[Goal]
Count every line that has "Mohr" in it and give the total, nothing more.

******

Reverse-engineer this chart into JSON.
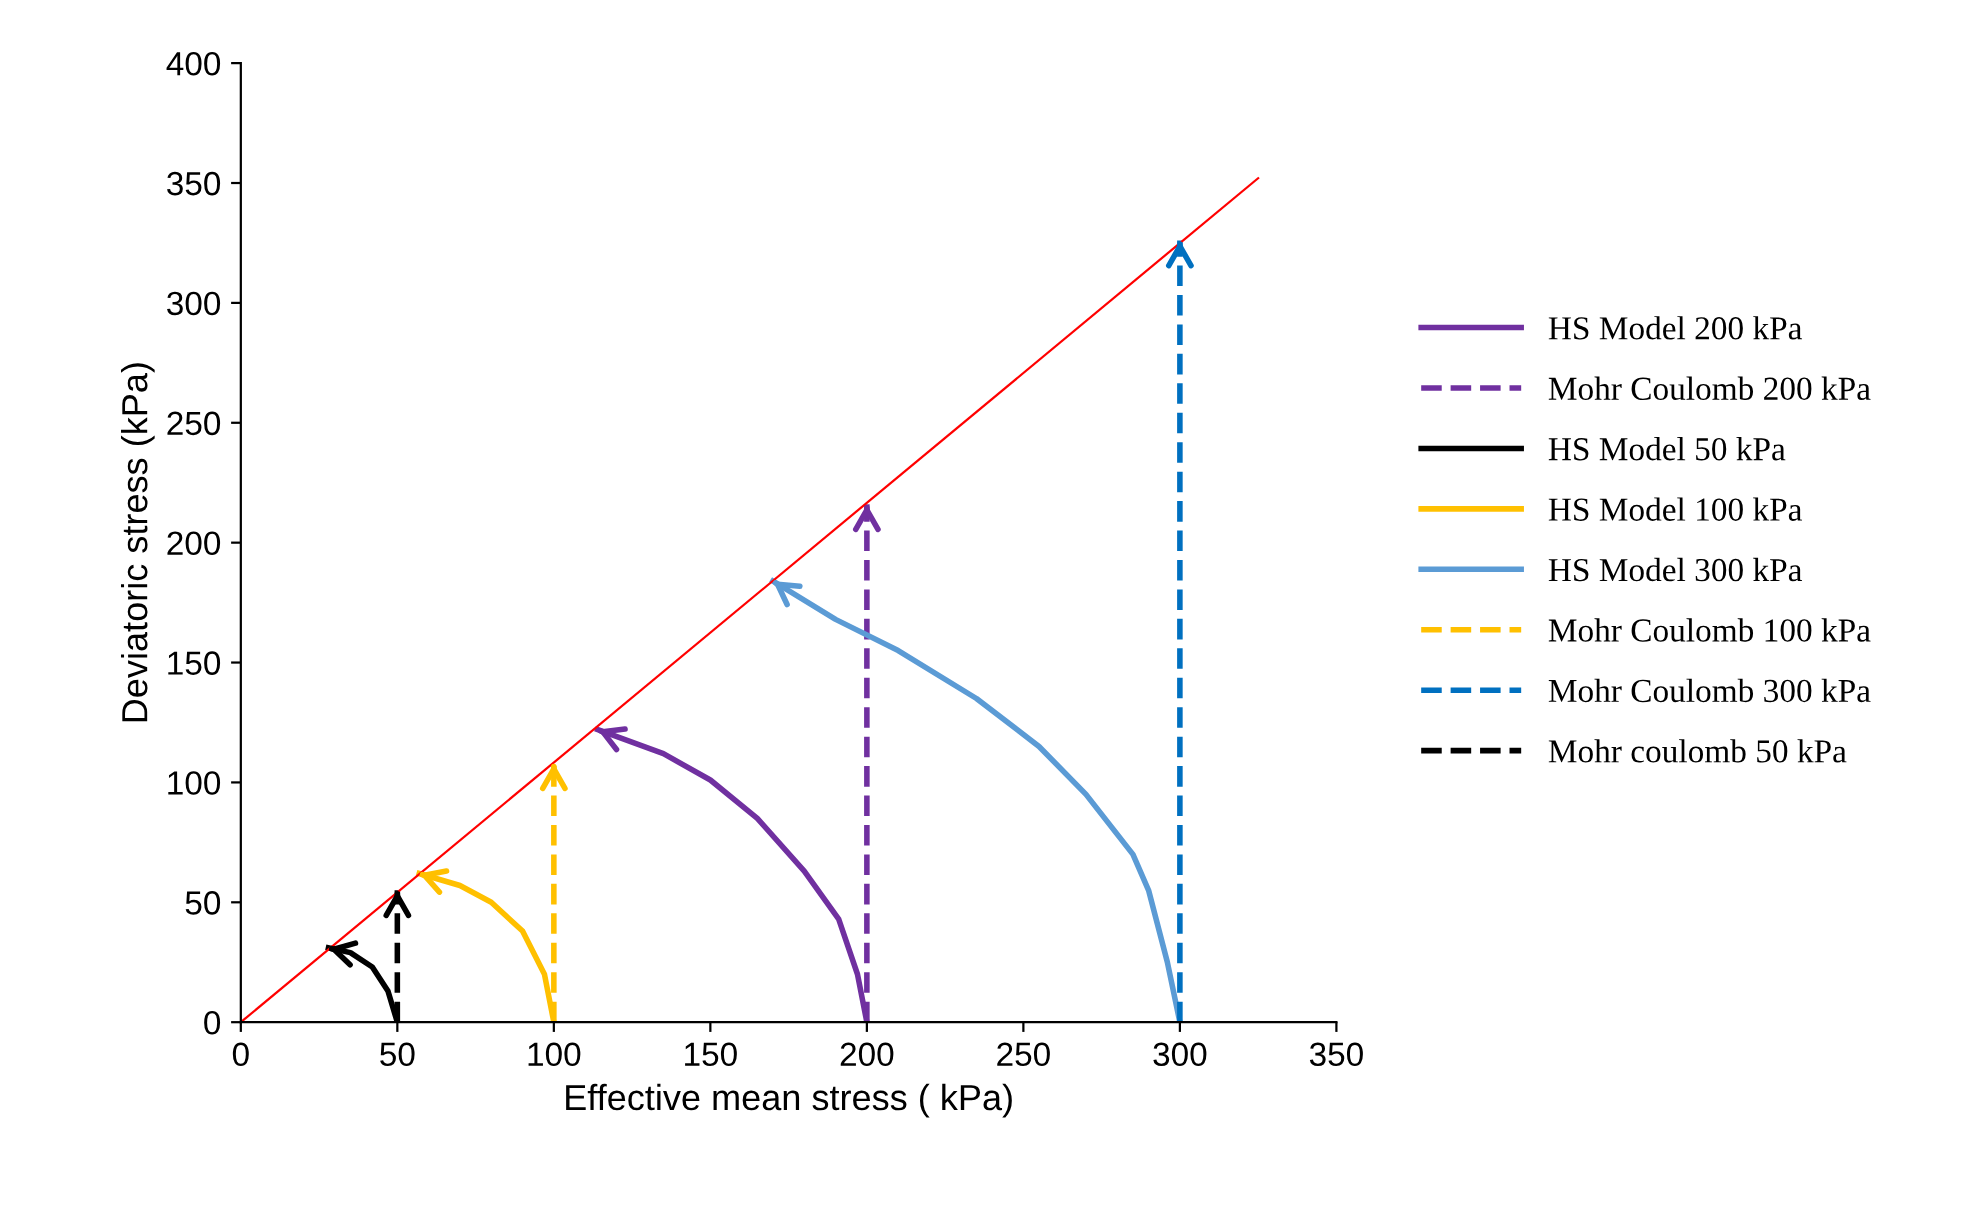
{
  "chart_data": {
    "type": "line",
    "xlabel": "Effective mean stress ( kPa)",
    "ylabel": "Deviatoric stress (kPa)",
    "xlim": [
      0,
      350
    ],
    "ylim": [
      0,
      400
    ],
    "xticks": [
      0,
      50,
      100,
      150,
      200,
      250,
      300,
      350
    ],
    "yticks": [
      0,
      50,
      100,
      150,
      200,
      250,
      300,
      350,
      400
    ],
    "grid": false,
    "legend": "right",
    "marker": "none",
    "series": [
      {
        "name": "HS Model 200 kPa",
        "color": "#7030a0",
        "line_style": "solid",
        "x": [
          200,
          197,
          191,
          180,
          165,
          150,
          135,
          114
        ],
        "values": [
          0,
          20,
          43,
          63,
          85,
          101,
          112,
          122
        ]
      },
      {
        "name": "Mohr Coulomb 200 kPa",
        "color": "#7030a0",
        "line_style": "dashed",
        "x": [
          200,
          200
        ],
        "values": [
          0,
          216
        ]
      },
      {
        "name": "HS Model 50 kPa",
        "color": "#000000",
        "line_style": "solid",
        "x": [
          50,
          47,
          42,
          35,
          28
        ],
        "values": [
          0,
          13,
          23,
          29,
          31
        ]
      },
      {
        "name": "HS Model 100 kPa",
        "color": "#ffc000",
        "line_style": "solid",
        "x": [
          100,
          97,
          90,
          80,
          70,
          57
        ],
        "values": [
          0,
          20,
          38,
          50,
          57,
          62
        ]
      },
      {
        "name": "HS Model 300 kPa",
        "color": "#5b9bd5",
        "line_style": "solid",
        "x": [
          300,
          296,
          290,
          285,
          270,
          255,
          235,
          210,
          190,
          170
        ],
        "values": [
          0,
          25,
          55,
          70,
          95,
          115,
          135,
          155,
          168,
          184
        ]
      },
      {
        "name": "Mohr Coulomb 100 kPa",
        "color": "#ffc000",
        "line_style": "dashed",
        "x": [
          100,
          100
        ],
        "values": [
          0,
          108
        ]
      },
      {
        "name": "Mohr Coulomb 300 kPa",
        "color": "#0070c0",
        "line_style": "dashed",
        "x": [
          300,
          300
        ],
        "values": [
          0,
          326
        ]
      },
      {
        "name": "Mohr coulomb 50 kPa",
        "color": "#000000",
        "line_style": "dashed",
        "x": [
          50,
          50
        ],
        "values": [
          0,
          55
        ]
      },
      {
        "color": "#ff0000",
        "line_style": "solid",
        "x": [
          0,
          325
        ],
        "values": [
          0,
          352
        ]
      }
    ]
  }
}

******

[Exercise answer]
4